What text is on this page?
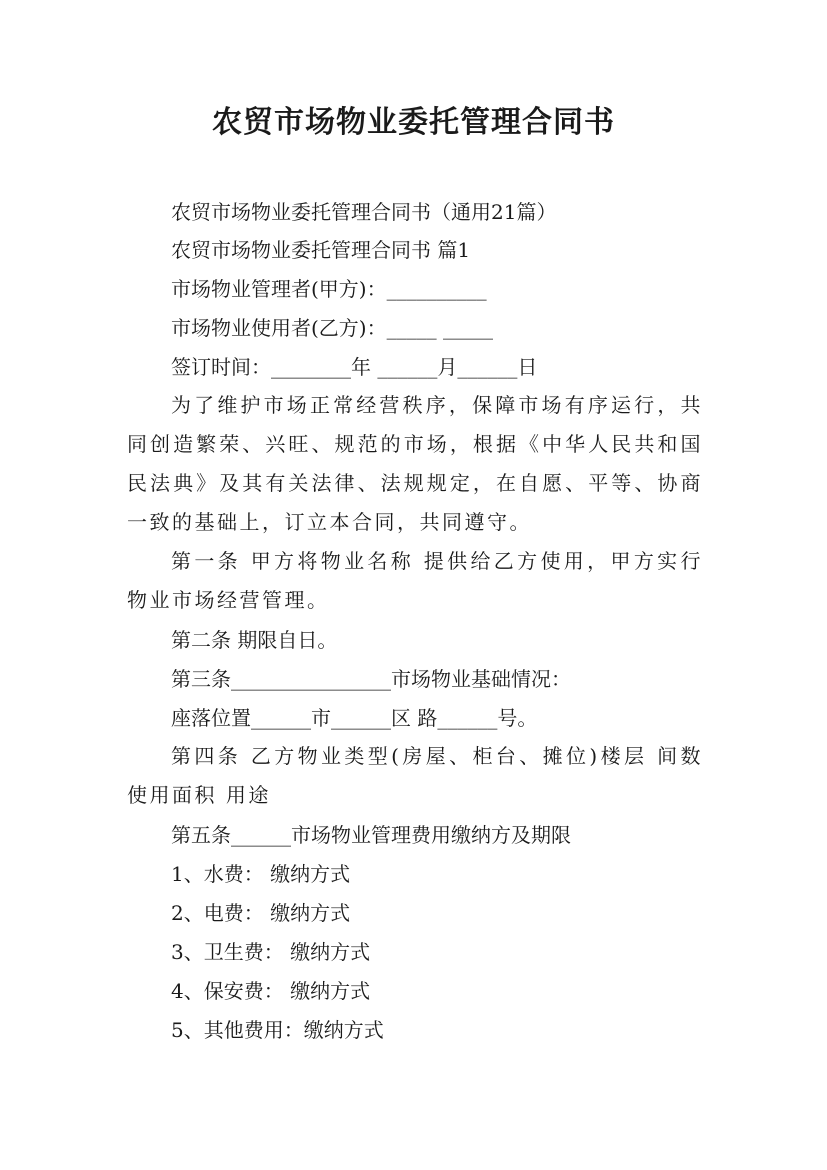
农贸市场物业委托管理合同书
农贸市场物业委托管理合同书（通用21篇）
农贸市场物业委托管理合同书 篇1
市场物业管理者(甲方)：__________
市场物业使用者(乙方)：_____ _____
签订时间：________年 ______月______日
为了维护市场正常经营秩序，保障市场有序运行，共同创造繁荣、兴旺、规范的市场，根据《中华人民共和国民法典》及其有关法律、法规规定，在自愿、平等、协商一致的基础上，订立本合同，共同遵守。
第一条 甲方将物业名称 提供给乙方使用，甲方实行物业市场经营管理。
第二条 期限自日。
第三条________________市场物业基础情况：
座落位置______市______区 路______号。
第四条 乙方物业类型(房屋、柜台、摊位)楼层 间数使用面积 用途
第五条______市场物业管理费用缴纳方及期限
1、水费： 缴纳方式
2、电费： 缴纳方式
3、卫生费： 缴纳方式
4、保安费： 缴纳方式
5、其他费用：缴纳方式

> _Task to carry out_:
Copy out all of the data word for word. Do not carry over any picture.

> _Finished answer_:
What text is on this page?
农贸市场物业委托管理合同书
农贸市场物业委托管理合同书（通用21篇）
农贸市场物业委托管理合同书 篇1
市场物业管理者(甲方)：__________
市场物业使用者(乙方)：_____ _____
签订时间：________年 ______月______日
为了维护市场正常经营秩序，保障市场有序运行，共同创造繁荣、兴旺、规范的市场，根据《中华人民共和国民法典》及其有关法律、法规规定，在自愿、平等、协商一致的基础上，订立本合同，共同遵守。
第一条 甲方将物业名称 提供给乙方使用，甲方实行物业市场经营管理。
第二条 期限自日。
第三条________________市场物业基础情况：
座落位置______市______区 路______号。
第四条 乙方物业类型(房屋、柜台、摊位)楼层 间数使用面积 用途
第五条______市场物业管理费用缴纳方及期限
1、水费： 缴纳方式
2、电费： 缴纳方式
3、卫生费： 缴纳方式
4、保安费： 缴纳方式
5、其他费用：缴纳方式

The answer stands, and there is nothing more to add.